(Records)
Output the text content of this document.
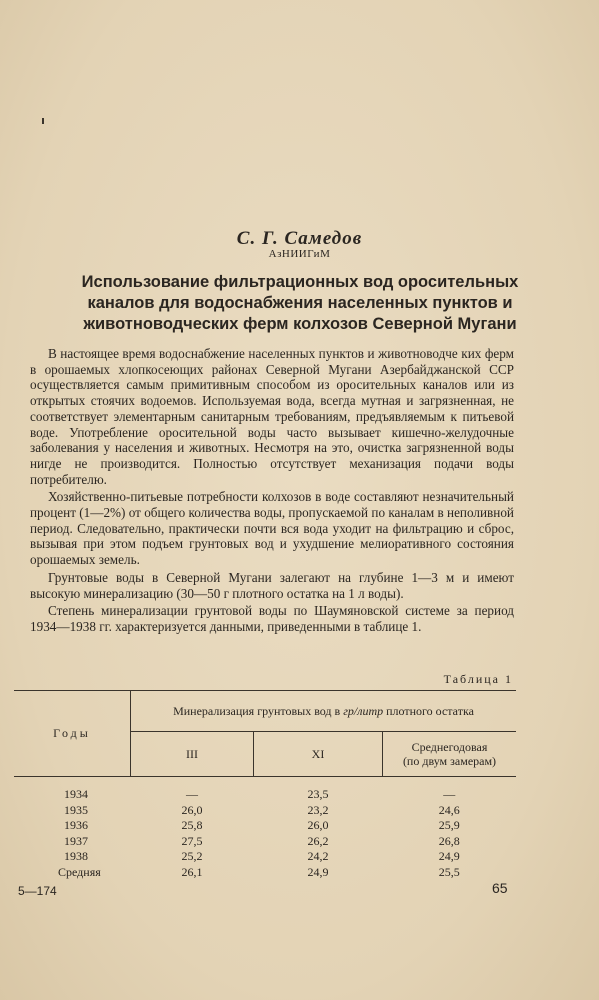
С. Г. Самедов
АзНИИГиМ
Использование фильтрационных вод оросительных
каналов для водоснабжения населенных пунктов и
животноводческих ферм колхозов Северной Мугани

В настоящее время водоснабжение населенных пунктов и животноводче ких ферм в орошаемых хлопкосеющих районах Северной Мугани Азербайджанской ССР осуществляется самым примитивным способом из оросительных каналов или из открытых стоячих водоемов. Используемая вода, всегда мутная и загрязненная, не соответствует элементарным санитарным требованиям, предъявляемым к питьевой воде. Употребление оросительной воды часто вызывает кишечно-желудочные заболевания у населения и животных. Несмотря на это, очистка загрязненной воды нигде не производится. Полностью отсутствует механизация подачи воды потребителю.

Хозяйственно-питьевые потребности колхозов в воде составляют незначительный процент (1—2%) от общего количества воды, пропускаемой по каналам в неполивной период. Следовательно, практически почти вся вода уходит на фильтрацию и сброс, вызывая при этом подъем грунтовых вод и ухудшение мелиоративного состояния орошаемых земель.

Грунтовые воды в Северной Мугани залегают на глубине 1—3 м и имеют высокую минерализацию (30—50 г плотного остатка на 1 л воды).

Степень минерализации грунтовой воды по Шаумяновской системе за период 1934—1938 гг. характеризуется данными, приведенными в таблице 1.

Таблица 1
Годы	Минерализация грунтовых вод в гр/литр плотного остатка		
	III	XI	Среднегодовая
(по двум замерам)
1934	—	23,5	—
1935	26,0	23,2	24,6
1936	25,8	26,0	25,9
1937	27,5	26,2	26,8
1938	25,2	24,2	24,9
Средняя	26,1	24,9	25,5
5—174	65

## Set exercise
Using the listing above, gather each line that holds the string "период" and copy it.

## Answer below
Хозяйственно-питьевые потребности колхозов в воде составляют незначительный процент (1—2%) от общего количества воды, пропускаемой по каналам в неполивной период. Следовательно, практически почти вся вода уходит на фильтрацию и сброс, вызывая при этом подъем грунтовых вод и ухудшение мелиоративного состояния орошаемых земель.
Степень минерализации грунтовой воды по Шаумяновской системе за период 1934—1938 гг. характеризуется данными, приведенными в таблице 1.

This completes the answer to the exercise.